Records contained in a dataset:
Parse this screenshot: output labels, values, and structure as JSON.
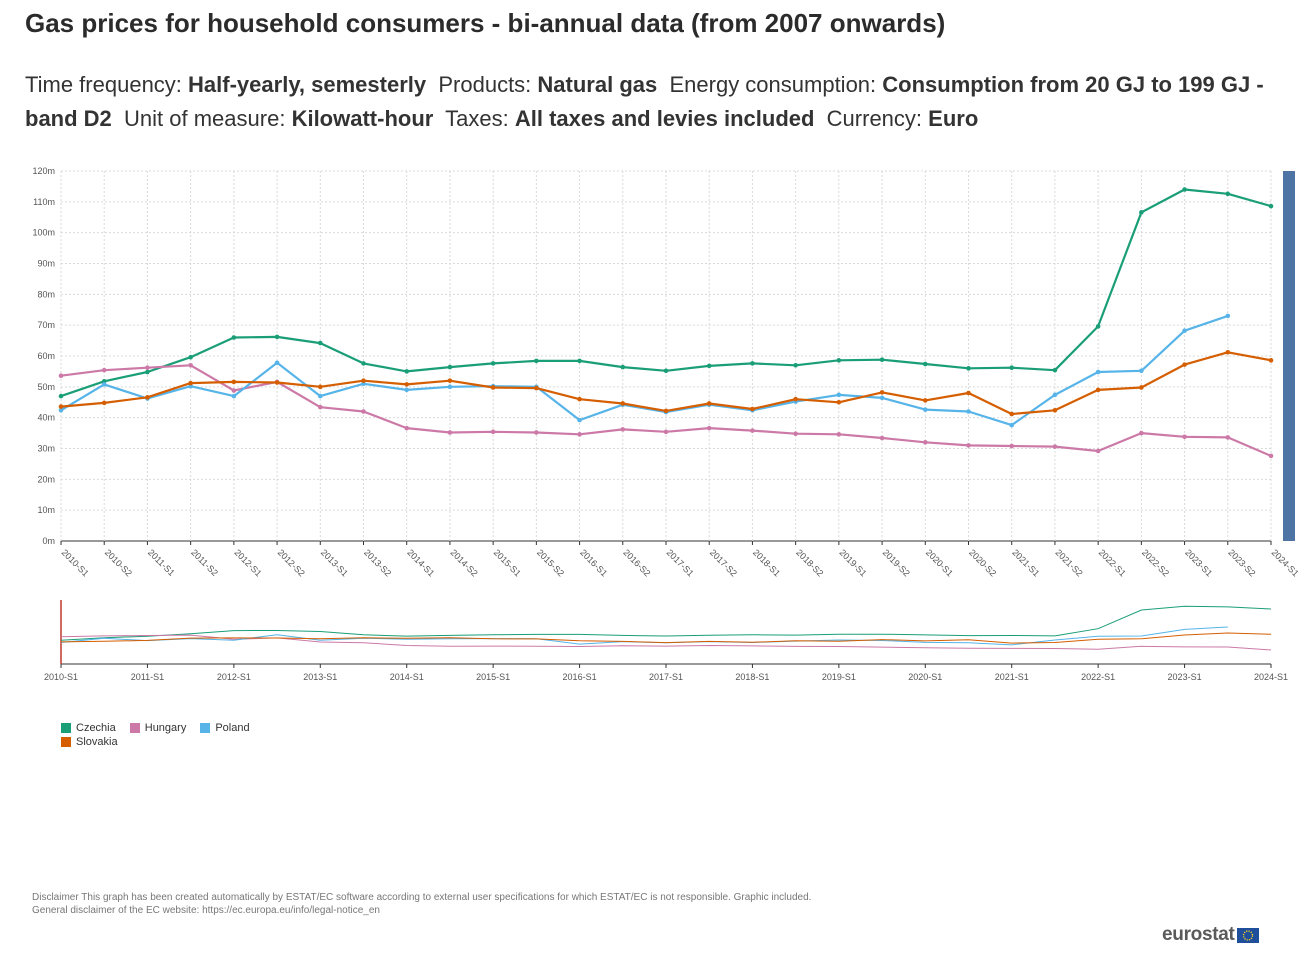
{
  "header": {
    "title": "Gas prices for household consumers - bi-annual data (from 2007 onwards)",
    "filters": [
      {
        "label": "Time frequency:",
        "value": "Half-yearly, semesterly"
      },
      {
        "label": "Products:",
        "value": "Natural gas"
      },
      {
        "label": "Energy consumption:",
        "value": "Consumption from 20 GJ to 199 GJ - band D2"
      },
      {
        "label": "Unit of measure:",
        "value": "Kilowatt-hour"
      },
      {
        "label": "Taxes:",
        "value": "All taxes and levies included"
      },
      {
        "label": "Currency:",
        "value": "Euro"
      }
    ]
  },
  "chart_data": {
    "type": "line",
    "title": "Gas prices for household consumers - bi-annual data (from 2007 onwards)",
    "xlabel": "",
    "ylabel": "",
    "ylim": [
      0,
      0.12
    ],
    "yticks": [
      0,
      0.01,
      0.02,
      0.03,
      0.04,
      0.05,
      0.06,
      0.07,
      0.08,
      0.09,
      0.1,
      0.11,
      0.12
    ],
    "ytick_labels": [
      "0m",
      "10m",
      "20m",
      "30m",
      "40m",
      "50m",
      "60m",
      "70m",
      "80m",
      "90m",
      "100m",
      "110m",
      "120m"
    ],
    "grid": true,
    "legend": "bottom-left",
    "categories": [
      "2010-S1",
      "2010-S2",
      "2011-S1",
      "2011-S2",
      "2012-S1",
      "2012-S2",
      "2013-S1",
      "2013-S2",
      "2014-S1",
      "2014-S2",
      "2015-S1",
      "2015-S2",
      "2016-S1",
      "2016-S2",
      "2017-S1",
      "2017-S2",
      "2018-S1",
      "2018-S2",
      "2019-S1",
      "2019-S2",
      "2020-S1",
      "2020-S2",
      "2021-S1",
      "2021-S2",
      "2022-S1",
      "2022-S2",
      "2023-S1",
      "2023-S2",
      "2024-S1"
    ],
    "navigator_labels": [
      "2010-S1",
      "2011-S1",
      "2012-S1",
      "2013-S1",
      "2014-S1",
      "2015-S1",
      "2016-S1",
      "2017-S1",
      "2018-S1",
      "2019-S1",
      "2020-S1",
      "2021-S1",
      "2022-S1",
      "2023-S1",
      "2024-S1"
    ],
    "series": [
      {
        "name": "Czechia",
        "color": "#1a9e77",
        "values": [
          0.047,
          0.0518,
          0.0548,
          0.0596,
          0.066,
          0.0662,
          0.0642,
          0.0576,
          0.055,
          0.0564,
          0.0576,
          0.0584,
          0.0584,
          0.0564,
          0.0552,
          0.0568,
          0.0576,
          0.057,
          0.0586,
          0.0588,
          0.0574,
          0.056,
          0.0562,
          0.0554,
          0.0696,
          0.1066,
          0.114,
          0.1126,
          0.1086
        ]
      },
      {
        "name": "Hungary",
        "color": "#cc79a7",
        "values": [
          0.0536,
          0.0554,
          0.0562,
          0.057,
          0.0488,
          0.0516,
          0.0434,
          0.042,
          0.0366,
          0.0352,
          0.0354,
          0.0352,
          0.0346,
          0.0362,
          0.0354,
          0.0366,
          0.0358,
          0.0348,
          0.0346,
          0.0334,
          0.032,
          0.031,
          0.0308,
          0.0306,
          0.0292,
          0.035,
          0.0338,
          0.0336,
          0.0276
        ]
      },
      {
        "name": "Poland",
        "color": "#56b4e9",
        "values": [
          0.0424,
          0.0508,
          0.0462,
          0.0502,
          0.047,
          0.0578,
          0.047,
          0.051,
          0.049,
          0.05,
          0.0502,
          0.05,
          0.0392,
          0.0442,
          0.0418,
          0.0442,
          0.0424,
          0.0452,
          0.0474,
          0.0464,
          0.0426,
          0.042,
          0.0376,
          0.0474,
          0.0548,
          0.0552,
          0.0682,
          0.073,
          null
        ]
      },
      {
        "name": "Slovakia",
        "color": "#d55e00",
        "values": [
          0.0436,
          0.0448,
          0.0466,
          0.0512,
          0.0516,
          0.0514,
          0.05,
          0.052,
          0.0508,
          0.052,
          0.0498,
          0.0496,
          0.046,
          0.0446,
          0.0422,
          0.0446,
          0.0428,
          0.046,
          0.045,
          0.0482,
          0.0456,
          0.048,
          0.0412,
          0.0424,
          0.049,
          0.0498,
          0.0572,
          0.0612,
          0.0586
        ]
      }
    ]
  },
  "legend": {
    "items": [
      {
        "name": "Czechia",
        "color": "#1a9e77"
      },
      {
        "name": "Hungary",
        "color": "#cc79a7"
      },
      {
        "name": "Poland",
        "color": "#56b4e9"
      },
      {
        "name": "Slovakia",
        "color": "#d55e00"
      }
    ]
  },
  "footer": {
    "disclaimer_line1": "Disclaimer This graph has been created automatically by ESTAT/EC software according to external user specifications for which ESTAT/EC is not responsible. Graphic included.",
    "disclaimer_line2": "General disclaimer of the EC website: https://ec.europa.eu/info/legal-notice_en",
    "logo_text": "eurostat"
  }
}
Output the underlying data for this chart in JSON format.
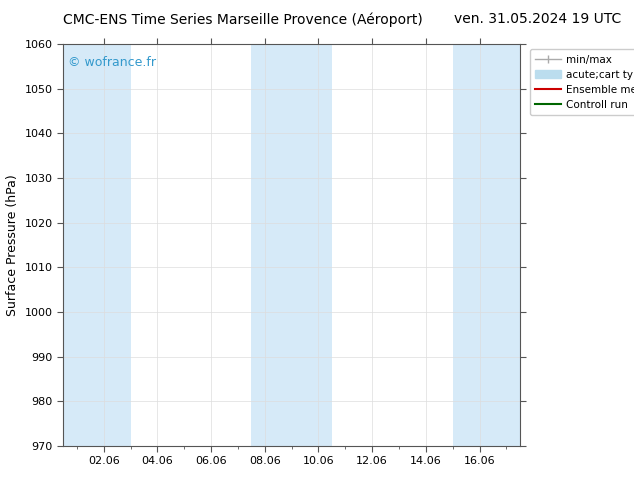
{
  "title_left": "CMC-ENS Time Series Marseille Provence (Aéroport)",
  "title_right": "ven. 31.05.2024 19 UTC",
  "ylabel": "Surface Pressure (hPa)",
  "ylim": [
    970,
    1060
  ],
  "yticks": [
    970,
    980,
    990,
    1000,
    1010,
    1020,
    1030,
    1040,
    1050,
    1060
  ],
  "xtick_labels": [
    "02.06",
    "04.06",
    "06.06",
    "08.06",
    "10.06",
    "12.06",
    "14.06",
    "16.06"
  ],
  "xtick_positions": [
    2,
    4,
    6,
    8,
    10,
    12,
    14,
    16
  ],
  "xlim": [
    0.5,
    17.5
  ],
  "watermark": "© wofrance.fr",
  "watermark_color": "#3399cc",
  "bg_color": "#ffffff",
  "plot_bg_color": "#ffffff",
  "shaded_bands": [
    {
      "xstart": 0.5,
      "xend": 3.0,
      "color": "#d6eaf8"
    },
    {
      "xstart": 7.5,
      "xend": 10.5,
      "color": "#d6eaf8"
    },
    {
      "xstart": 15.0,
      "xend": 17.5,
      "color": "#d6eaf8"
    }
  ],
  "legend_items": [
    {
      "label": "min/max",
      "color": "#aaaaaa",
      "lw": 1,
      "style": "errorbar"
    },
    {
      "label": "acute;cart type",
      "color": "#bbddee",
      "lw": 8,
      "style": "band"
    },
    {
      "label": "Ensemble mean run",
      "color": "#cc0000",
      "lw": 1.5,
      "style": "line"
    },
    {
      "label": "Controll run",
      "color": "#006600",
      "lw": 1.5,
      "style": "line"
    }
  ],
  "title_fontsize": 10,
  "axis_label_fontsize": 9,
  "tick_fontsize": 8,
  "grid_color": "#dddddd",
  "border_color": "#555555"
}
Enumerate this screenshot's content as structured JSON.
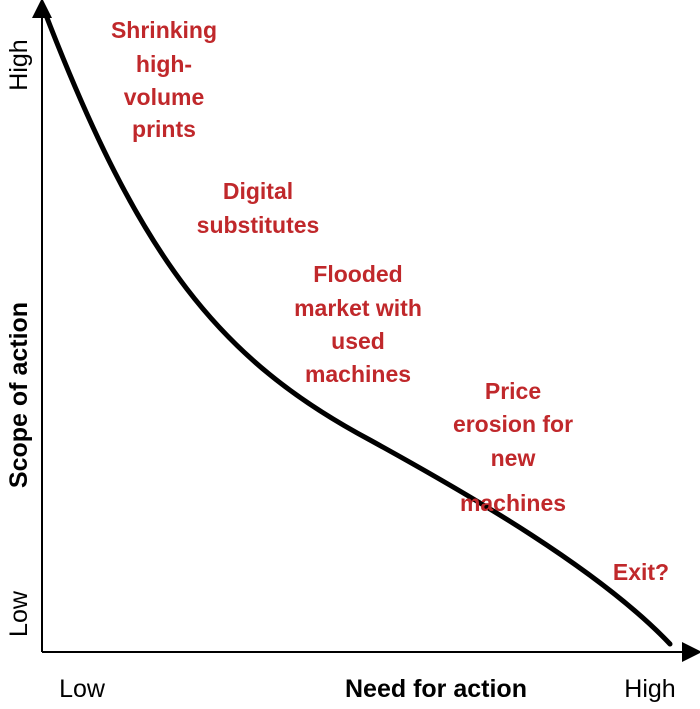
{
  "diagram": {
    "y_axis": {
      "title": "Scope of action",
      "low": "Low",
      "high": "High"
    },
    "x_axis": {
      "title": "Need for action",
      "low": "Low",
      "high": "High"
    },
    "curve": {
      "color": "#000000"
    },
    "label_color": "#c0282b",
    "stages": [
      {
        "lines": [
          "Shrinking",
          "high-",
          "volume",
          "prints"
        ]
      },
      {
        "lines": [
          "Digital",
          "substitutes"
        ]
      },
      {
        "lines": [
          "Flooded",
          "market with",
          "used",
          "machines"
        ]
      },
      {
        "lines": [
          "Price",
          "erosion for",
          "new",
          "machines"
        ]
      },
      {
        "lines": [
          "Exit?"
        ]
      }
    ]
  }
}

What you should do:
Without the pictures, extract every entry verbatim.

Result of the exercise:
Parse this screenshot: output labels, values, and structure as JSON.
{
  "header": {
    "title": "Gas prices for household consumers - bi-annual data (from 2007 onwards)",
    "filters": [
      {
        "label": "Time frequency:",
        "value": "Half-yearly, semesterly"
      },
      {
        "label": "Products:",
        "value": "Natural gas"
      },
      {
        "label": "Energy consumption:",
        "value": "Consumption from 20 GJ to 199 GJ - band D2"
      },
      {
        "label": "Unit of measure:",
        "value": "Kilowatt-hour"
      },
      {
        "label": "Taxes:",
        "value": "All taxes and levies included"
      },
      {
        "label": "Currency:",
        "value": "Euro"
      }
    ]
  },
  "chart_data": {
    "type": "line",
    "title": "Gas prices for household consumers - bi-annual data (from 2007 onwards)",
    "xlabel": "",
    "ylabel": "",
    "ylim": [
      0,
      0.12
    ],
    "yticks": [
      0,
      0.01,
      0.02,
      0.03,
      0.04,
      0.05,
      0.06,
      0.07,
      0.08,
      0.09,
      0.1,
      0.11,
      0.12
    ],
    "ytick_labels": [
      "0m",
      "10m",
      "20m",
      "30m",
      "40m",
      "50m",
      "60m",
      "70m",
      "80m",
      "90m",
      "100m",
      "110m",
      "120m"
    ],
    "grid": true,
    "legend": "bottom-left",
    "categories": [
      "2010-S1",
      "2010-S2",
      "2011-S1",
      "2011-S2",
      "2012-S1",
      "2012-S2",
      "2013-S1",
      "2013-S2",
      "2014-S1",
      "2014-S2",
      "2015-S1",
      "2015-S2",
      "2016-S1",
      "2016-S2",
      "2017-S1",
      "2017-S2",
      "2018-S1",
      "2018-S2",
      "2019-S1",
      "2019-S2",
      "2020-S1",
      "2020-S2",
      "2021-S1",
      "2021-S2",
      "2022-S1",
      "2022-S2",
      "2023-S1",
      "2023-S2",
      "2024-S1"
    ],
    "navigator_labels": [
      "2010-S1",
      "2011-S1",
      "2012-S1",
      "2013-S1",
      "2014-S1",
      "2015-S1",
      "2016-S1",
      "2017-S1",
      "2018-S1",
      "2019-S1",
      "2020-S1",
      "2021-S1",
      "2022-S1",
      "2023-S1",
      "2024-S1"
    ],
    "series": [
      {
        "name": "Czechia",
        "color": "#1a9e77",
        "values": [
          0.047,
          0.0518,
          0.0548,
          0.0596,
          0.066,
          0.0662,
          0.0642,
          0.0576,
          0.055,
          0.0564,
          0.0576,
          0.0584,
          0.0584,
          0.0564,
          0.0552,
          0.0568,
          0.0576,
          0.057,
          0.0586,
          0.0588,
          0.0574,
          0.056,
          0.0562,
          0.0554,
          0.0696,
          0.1066,
          0.114,
          0.1126,
          0.1086
        ]
      },
      {
        "name": "Hungary",
        "color": "#cc79a7",
        "values": [
          0.0536,
          0.0554,
          0.0562,
          0.057,
          0.0488,
          0.0516,
          0.0434,
          0.042,
          0.0366,
          0.0352,
          0.0354,
          0.0352,
          0.0346,
          0.0362,
          0.0354,
          0.0366,
          0.0358,
          0.0348,
          0.0346,
          0.0334,
          0.032,
          0.031,
          0.0308,
          0.0306,
          0.0292,
          0.035,
          0.0338,
          0.0336,
          0.0276
        ]
      },
      {
        "name": "Poland",
        "color": "#56b4e9",
        "values": [
          0.0424,
          0.0508,
          0.0462,
          0.0502,
          0.047,
          0.0578,
          0.047,
          0.051,
          0.049,
          0.05,
          0.0502,
          0.05,
          0.0392,
          0.0442,
          0.0418,
          0.0442,
          0.0424,
          0.0452,
          0.0474,
          0.0464,
          0.0426,
          0.042,
          0.0376,
          0.0474,
          0.0548,
          0.0552,
          0.0682,
          0.073,
          null
        ]
      },
      {
        "name": "Slovakia",
        "color": "#d55e00",
        "values": [
          0.0436,
          0.0448,
          0.0466,
          0.0512,
          0.0516,
          0.0514,
          0.05,
          0.052,
          0.0508,
          0.052,
          0.0498,
          0.0496,
          0.046,
          0.0446,
          0.0422,
          0.0446,
          0.0428,
          0.046,
          0.045,
          0.0482,
          0.0456,
          0.048,
          0.0412,
          0.0424,
          0.049,
          0.0498,
          0.0572,
          0.0612,
          0.0586
        ]
      }
    ]
  },
  "legend": {
    "items": [
      {
        "name": "Czechia",
        "color": "#1a9e77"
      },
      {
        "name": "Hungary",
        "color": "#cc79a7"
      },
      {
        "name": "Poland",
        "color": "#56b4e9"
      },
      {
        "name": "Slovakia",
        "color": "#d55e00"
      }
    ]
  },
  "footer": {
    "disclaimer_line1": "Disclaimer This graph has been created automatically by ESTAT/EC software according to external user specifications for which ESTAT/EC is not responsible. Graphic included.",
    "disclaimer_line2": "General disclaimer of the EC website: https://ec.europa.eu/info/legal-notice_en",
    "logo_text": "eurostat"
  }
}
Output the underlying data for this chart in JSON format.
{
  "title_left": "CMC-ENS Time Series Marseille Provence (Aéroport)",
  "title_right": "ven. 31.05.2024 19 UTC",
  "ylabel": "Surface Pressure (hPa)",
  "ylim": [
    970,
    1060
  ],
  "yticks": [
    970,
    980,
    990,
    1000,
    1010,
    1020,
    1030,
    1040,
    1050,
    1060
  ],
  "xtick_labels": [
    "02.06",
    "04.06",
    "06.06",
    "08.06",
    "10.06",
    "12.06",
    "14.06",
    "16.06"
  ],
  "xtick_positions": [
    2,
    4,
    6,
    8,
    10,
    12,
    14,
    16
  ],
  "xlim": [
    0.5,
    17.5
  ],
  "watermark": "© wofrance.fr",
  "watermark_color": "#3399cc",
  "bg_color": "#ffffff",
  "plot_bg_color": "#ffffff",
  "shaded_bands": [
    {
      "xstart": 0.5,
      "xend": 3.0,
      "color": "#d6eaf8"
    },
    {
      "xstart": 7.5,
      "xend": 10.5,
      "color": "#d6eaf8"
    },
    {
      "xstart": 15.0,
      "xend": 17.5,
      "color": "#d6eaf8"
    }
  ],
  "legend_items": [
    {
      "label": "min/max",
      "color": "#aaaaaa",
      "lw": 1,
      "style": "errorbar"
    },
    {
      "label": "acute;cart type",
      "color": "#bbddee",
      "lw": 8,
      "style": "band"
    },
    {
      "label": "Ensemble mean run",
      "color": "#cc0000",
      "lw": 1.5,
      "style": "line"
    },
    {
      "label": "Controll run",
      "color": "#006600",
      "lw": 1.5,
      "style": "line"
    }
  ],
  "title_fontsize": 10,
  "axis_label_fontsize": 9,
  "tick_fontsize": 8,
  "grid_color": "#dddddd",
  "border_color": "#555555"
}
Enumerate this screenshot's content as structured JSON.
{
  "diagram": {
    "y_axis": {
      "title": "Scope of action",
      "low": "Low",
      "high": "High"
    },
    "x_axis": {
      "title": "Need for action",
      "low": "Low",
      "high": "High"
    },
    "curve": {
      "color": "#000000"
    },
    "label_color": "#c0282b",
    "stages": [
      {
        "lines": [
          "Shrinking",
          "high-",
          "volume",
          "prints"
        ]
      },
      {
        "lines": [
          "Digital",
          "substitutes"
        ]
      },
      {
        "lines": [
          "Flooded",
          "market with",
          "used",
          "machines"
        ]
      },
      {
        "lines": [
          "Price",
          "erosion for",
          "new",
          "machines"
        ]
      },
      {
        "lines": [
          "Exit?"
        ]
      }
    ]
  }
}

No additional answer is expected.